PROBLEM:
Search the listing below for the string "akımdır" and show each line that contains it.

_ _ _ _ _ _ _

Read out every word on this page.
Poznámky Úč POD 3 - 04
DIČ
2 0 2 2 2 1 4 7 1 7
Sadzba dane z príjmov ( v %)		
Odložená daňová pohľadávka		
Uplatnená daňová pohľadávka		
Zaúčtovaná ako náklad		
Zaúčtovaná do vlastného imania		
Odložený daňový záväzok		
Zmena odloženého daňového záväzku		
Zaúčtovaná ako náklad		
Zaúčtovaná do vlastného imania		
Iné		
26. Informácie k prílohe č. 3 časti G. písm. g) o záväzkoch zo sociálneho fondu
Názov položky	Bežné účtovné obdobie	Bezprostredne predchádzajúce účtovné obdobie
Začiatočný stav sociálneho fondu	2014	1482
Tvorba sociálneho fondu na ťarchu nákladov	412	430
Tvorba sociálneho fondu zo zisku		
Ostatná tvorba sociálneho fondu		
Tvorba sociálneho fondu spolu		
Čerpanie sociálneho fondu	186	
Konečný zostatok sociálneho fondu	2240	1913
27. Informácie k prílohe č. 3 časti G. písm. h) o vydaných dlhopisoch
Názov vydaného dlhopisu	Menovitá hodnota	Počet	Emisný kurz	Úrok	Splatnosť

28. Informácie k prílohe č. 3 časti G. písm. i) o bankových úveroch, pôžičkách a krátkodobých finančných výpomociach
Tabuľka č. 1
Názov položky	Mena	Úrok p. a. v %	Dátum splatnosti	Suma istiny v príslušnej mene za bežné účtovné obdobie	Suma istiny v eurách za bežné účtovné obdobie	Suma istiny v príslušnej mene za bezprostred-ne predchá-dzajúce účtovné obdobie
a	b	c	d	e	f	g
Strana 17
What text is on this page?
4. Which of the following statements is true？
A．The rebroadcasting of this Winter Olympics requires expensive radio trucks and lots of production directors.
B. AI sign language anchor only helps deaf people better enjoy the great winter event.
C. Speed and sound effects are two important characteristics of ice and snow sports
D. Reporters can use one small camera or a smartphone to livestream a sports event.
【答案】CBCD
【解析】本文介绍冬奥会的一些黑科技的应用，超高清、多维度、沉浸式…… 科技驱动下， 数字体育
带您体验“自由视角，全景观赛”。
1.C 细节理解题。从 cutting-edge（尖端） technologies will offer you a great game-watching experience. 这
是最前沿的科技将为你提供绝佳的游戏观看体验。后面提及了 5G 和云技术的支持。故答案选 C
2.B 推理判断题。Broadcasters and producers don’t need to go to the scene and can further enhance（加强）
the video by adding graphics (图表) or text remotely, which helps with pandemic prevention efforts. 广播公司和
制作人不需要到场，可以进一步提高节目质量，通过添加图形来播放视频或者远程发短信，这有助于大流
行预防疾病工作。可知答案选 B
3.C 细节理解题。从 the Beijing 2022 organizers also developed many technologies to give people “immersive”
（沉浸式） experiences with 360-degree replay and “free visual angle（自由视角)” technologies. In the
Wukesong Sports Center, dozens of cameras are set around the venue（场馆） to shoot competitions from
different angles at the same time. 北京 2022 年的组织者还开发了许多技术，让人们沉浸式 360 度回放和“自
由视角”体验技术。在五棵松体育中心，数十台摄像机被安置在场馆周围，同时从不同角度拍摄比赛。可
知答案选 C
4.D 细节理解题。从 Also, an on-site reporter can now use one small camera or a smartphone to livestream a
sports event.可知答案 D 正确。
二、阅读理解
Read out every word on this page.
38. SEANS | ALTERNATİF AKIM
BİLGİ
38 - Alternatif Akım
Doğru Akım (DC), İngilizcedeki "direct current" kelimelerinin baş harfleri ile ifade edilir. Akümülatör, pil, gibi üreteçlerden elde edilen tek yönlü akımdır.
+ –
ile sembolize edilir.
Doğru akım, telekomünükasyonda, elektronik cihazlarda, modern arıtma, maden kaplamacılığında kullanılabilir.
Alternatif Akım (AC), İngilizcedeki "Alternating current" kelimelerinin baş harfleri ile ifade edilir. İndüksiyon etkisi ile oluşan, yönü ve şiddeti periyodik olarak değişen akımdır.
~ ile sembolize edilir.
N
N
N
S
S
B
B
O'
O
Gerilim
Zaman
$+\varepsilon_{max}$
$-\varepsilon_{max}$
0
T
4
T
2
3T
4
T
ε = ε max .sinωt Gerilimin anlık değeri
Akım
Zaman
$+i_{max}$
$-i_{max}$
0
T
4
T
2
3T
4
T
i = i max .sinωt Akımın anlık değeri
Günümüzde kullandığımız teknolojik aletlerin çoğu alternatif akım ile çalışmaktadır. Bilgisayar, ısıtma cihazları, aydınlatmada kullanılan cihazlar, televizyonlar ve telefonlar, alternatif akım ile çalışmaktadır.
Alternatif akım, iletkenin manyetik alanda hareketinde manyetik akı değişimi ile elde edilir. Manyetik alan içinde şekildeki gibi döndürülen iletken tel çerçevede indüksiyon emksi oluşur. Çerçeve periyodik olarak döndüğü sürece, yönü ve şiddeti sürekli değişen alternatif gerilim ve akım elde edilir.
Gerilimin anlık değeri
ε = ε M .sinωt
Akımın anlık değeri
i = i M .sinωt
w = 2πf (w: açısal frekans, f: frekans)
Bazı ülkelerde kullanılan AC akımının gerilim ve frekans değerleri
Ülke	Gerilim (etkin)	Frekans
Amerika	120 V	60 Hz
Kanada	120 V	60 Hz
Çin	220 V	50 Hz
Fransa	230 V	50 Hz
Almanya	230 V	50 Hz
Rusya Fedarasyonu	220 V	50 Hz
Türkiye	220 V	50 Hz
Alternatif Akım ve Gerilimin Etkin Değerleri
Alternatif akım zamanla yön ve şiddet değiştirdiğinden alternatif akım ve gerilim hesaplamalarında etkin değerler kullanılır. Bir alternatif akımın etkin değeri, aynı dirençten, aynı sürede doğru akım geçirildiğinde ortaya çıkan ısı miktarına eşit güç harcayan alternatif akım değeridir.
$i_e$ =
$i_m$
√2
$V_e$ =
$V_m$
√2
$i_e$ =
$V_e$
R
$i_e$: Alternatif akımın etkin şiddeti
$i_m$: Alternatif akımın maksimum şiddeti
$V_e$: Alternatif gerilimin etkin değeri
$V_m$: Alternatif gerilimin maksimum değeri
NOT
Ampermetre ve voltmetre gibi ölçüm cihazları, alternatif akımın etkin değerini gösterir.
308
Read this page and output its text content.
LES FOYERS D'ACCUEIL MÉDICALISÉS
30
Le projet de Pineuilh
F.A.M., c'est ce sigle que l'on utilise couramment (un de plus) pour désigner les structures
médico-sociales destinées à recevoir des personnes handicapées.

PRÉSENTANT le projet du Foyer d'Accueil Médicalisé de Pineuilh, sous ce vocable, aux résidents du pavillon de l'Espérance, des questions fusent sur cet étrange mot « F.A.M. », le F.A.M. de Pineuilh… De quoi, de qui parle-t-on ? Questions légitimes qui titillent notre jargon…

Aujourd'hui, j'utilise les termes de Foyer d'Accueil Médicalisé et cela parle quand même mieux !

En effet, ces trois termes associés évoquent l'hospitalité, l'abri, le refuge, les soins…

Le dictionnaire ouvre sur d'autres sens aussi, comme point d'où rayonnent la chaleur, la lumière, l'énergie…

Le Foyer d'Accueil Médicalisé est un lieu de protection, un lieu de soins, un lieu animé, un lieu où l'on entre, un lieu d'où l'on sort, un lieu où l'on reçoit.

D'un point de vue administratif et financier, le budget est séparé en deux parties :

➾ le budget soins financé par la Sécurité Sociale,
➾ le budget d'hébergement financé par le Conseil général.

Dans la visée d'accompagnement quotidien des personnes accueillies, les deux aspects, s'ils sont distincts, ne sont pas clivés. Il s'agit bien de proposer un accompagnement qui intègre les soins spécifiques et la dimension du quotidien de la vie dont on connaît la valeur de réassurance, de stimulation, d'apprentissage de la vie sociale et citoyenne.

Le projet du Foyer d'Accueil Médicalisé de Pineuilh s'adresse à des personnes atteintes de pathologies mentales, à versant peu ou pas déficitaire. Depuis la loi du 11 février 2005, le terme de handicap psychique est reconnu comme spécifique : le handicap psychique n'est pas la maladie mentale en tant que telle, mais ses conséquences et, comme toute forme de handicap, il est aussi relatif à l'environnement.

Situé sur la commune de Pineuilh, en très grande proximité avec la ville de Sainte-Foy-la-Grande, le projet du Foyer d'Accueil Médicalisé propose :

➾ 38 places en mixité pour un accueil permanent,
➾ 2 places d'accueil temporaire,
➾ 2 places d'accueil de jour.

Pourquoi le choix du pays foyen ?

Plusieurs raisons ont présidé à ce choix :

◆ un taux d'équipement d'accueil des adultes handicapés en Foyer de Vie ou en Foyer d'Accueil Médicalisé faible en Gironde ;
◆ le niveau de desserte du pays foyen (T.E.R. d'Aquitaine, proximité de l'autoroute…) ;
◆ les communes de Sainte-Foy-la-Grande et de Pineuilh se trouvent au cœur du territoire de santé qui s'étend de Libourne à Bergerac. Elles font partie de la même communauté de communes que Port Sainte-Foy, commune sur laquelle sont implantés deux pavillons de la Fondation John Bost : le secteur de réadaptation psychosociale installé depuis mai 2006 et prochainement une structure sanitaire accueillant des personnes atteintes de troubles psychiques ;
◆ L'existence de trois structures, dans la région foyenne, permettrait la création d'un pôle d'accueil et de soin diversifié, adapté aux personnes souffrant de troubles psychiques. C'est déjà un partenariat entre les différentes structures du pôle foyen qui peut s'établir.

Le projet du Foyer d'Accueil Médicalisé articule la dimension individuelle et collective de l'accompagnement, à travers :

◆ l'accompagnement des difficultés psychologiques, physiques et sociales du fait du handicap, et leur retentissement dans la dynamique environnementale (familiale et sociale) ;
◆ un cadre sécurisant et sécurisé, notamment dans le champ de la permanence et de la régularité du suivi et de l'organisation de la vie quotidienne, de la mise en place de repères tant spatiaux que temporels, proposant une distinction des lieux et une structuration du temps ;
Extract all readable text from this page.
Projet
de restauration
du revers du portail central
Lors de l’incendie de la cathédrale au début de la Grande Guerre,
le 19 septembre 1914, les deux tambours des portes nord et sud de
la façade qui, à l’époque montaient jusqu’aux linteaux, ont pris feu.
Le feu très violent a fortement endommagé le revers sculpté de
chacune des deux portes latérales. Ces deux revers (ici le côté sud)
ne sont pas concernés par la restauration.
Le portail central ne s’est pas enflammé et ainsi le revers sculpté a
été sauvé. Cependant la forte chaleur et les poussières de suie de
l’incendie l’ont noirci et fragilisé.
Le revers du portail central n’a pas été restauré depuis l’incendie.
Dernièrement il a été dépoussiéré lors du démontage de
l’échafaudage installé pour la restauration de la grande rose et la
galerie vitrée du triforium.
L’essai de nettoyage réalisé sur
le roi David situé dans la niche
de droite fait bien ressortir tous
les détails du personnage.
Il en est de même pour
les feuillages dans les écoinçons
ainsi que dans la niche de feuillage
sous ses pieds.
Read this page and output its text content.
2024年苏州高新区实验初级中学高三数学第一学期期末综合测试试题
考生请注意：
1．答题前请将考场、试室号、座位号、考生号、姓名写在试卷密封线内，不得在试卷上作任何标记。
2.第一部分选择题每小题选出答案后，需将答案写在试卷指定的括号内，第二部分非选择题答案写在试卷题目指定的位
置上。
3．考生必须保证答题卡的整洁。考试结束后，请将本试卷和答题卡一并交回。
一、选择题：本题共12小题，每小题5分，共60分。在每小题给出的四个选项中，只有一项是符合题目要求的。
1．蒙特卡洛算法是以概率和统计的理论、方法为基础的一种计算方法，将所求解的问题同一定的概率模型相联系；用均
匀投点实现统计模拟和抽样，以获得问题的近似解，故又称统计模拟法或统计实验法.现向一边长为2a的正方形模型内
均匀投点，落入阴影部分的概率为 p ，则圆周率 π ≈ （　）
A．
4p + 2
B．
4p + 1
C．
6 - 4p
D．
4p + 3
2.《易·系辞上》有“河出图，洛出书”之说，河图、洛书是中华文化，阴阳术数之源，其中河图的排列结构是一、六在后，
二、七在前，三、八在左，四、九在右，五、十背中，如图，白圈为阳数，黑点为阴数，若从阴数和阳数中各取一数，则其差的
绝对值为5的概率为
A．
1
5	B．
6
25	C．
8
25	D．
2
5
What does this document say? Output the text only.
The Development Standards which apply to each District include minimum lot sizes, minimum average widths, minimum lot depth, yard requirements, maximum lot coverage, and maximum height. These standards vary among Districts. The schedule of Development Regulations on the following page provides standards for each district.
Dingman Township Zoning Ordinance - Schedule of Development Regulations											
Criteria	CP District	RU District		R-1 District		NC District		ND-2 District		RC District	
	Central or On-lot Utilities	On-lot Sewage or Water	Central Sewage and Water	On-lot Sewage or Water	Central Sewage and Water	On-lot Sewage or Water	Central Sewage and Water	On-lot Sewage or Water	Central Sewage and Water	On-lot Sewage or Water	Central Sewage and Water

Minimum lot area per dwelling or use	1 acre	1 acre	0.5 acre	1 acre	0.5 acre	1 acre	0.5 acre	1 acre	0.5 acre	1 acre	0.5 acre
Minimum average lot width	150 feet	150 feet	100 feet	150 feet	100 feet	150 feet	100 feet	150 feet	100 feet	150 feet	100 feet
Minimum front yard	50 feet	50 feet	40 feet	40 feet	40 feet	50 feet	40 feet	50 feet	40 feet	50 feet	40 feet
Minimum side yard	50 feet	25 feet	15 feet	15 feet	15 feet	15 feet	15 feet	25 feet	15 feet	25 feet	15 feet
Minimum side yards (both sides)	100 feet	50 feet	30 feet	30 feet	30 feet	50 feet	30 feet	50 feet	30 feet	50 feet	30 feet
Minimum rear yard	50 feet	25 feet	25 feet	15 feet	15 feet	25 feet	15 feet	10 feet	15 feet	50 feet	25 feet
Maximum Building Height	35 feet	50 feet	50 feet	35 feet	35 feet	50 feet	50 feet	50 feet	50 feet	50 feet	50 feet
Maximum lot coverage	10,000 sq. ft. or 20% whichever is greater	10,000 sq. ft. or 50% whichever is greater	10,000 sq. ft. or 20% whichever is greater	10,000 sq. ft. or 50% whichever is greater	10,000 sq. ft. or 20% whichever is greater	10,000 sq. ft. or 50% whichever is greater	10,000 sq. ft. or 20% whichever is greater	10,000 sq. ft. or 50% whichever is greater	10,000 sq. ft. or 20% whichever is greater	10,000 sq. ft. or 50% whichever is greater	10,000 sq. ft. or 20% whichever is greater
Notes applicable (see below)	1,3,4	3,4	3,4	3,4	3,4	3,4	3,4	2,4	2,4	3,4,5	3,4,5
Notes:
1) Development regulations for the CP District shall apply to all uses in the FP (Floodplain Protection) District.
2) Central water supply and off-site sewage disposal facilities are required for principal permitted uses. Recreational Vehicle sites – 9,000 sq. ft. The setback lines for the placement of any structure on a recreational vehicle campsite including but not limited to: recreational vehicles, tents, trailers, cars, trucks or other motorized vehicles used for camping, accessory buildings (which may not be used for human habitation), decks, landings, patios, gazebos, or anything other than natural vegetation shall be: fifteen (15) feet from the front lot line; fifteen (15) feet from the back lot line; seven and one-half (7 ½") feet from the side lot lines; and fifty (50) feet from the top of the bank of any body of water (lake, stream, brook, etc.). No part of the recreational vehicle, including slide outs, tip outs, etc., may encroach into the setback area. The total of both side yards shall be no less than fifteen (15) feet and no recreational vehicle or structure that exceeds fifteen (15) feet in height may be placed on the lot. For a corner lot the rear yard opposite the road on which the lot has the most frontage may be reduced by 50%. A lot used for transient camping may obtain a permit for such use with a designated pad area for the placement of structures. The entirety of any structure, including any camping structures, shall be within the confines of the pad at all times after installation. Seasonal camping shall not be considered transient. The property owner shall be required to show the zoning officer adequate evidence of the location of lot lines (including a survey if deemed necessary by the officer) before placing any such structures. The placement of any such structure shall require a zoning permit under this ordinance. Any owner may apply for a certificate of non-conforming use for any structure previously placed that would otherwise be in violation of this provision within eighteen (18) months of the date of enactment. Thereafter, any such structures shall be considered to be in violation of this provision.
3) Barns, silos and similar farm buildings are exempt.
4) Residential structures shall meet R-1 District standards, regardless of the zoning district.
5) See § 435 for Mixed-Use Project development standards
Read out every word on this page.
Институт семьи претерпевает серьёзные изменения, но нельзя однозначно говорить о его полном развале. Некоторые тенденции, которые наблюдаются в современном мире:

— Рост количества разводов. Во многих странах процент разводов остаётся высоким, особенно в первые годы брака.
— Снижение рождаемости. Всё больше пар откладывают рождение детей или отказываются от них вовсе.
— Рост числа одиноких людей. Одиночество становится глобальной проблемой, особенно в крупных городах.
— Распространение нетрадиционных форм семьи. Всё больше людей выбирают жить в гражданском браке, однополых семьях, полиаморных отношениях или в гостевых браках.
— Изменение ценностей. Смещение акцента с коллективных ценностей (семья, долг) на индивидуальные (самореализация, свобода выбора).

_ _ _ _ _ _ _

RESULT BELOW:
Doğru Akım (DC), İngilizcedeki "direct current" kelimelerinin baş harfleri ile ifade edilir. Akümülatör, pil, gibi üreteçlerden elde edilen tek yönlü akımdır.
Alternatif Akım (AC), İngilizcedeki "Alternating current" kelimelerinin baş harfleri ile ifade edilir. İndüksiyon etkisi ile oluşan, yönü ve şiddeti periyodik olarak değişen akımdır.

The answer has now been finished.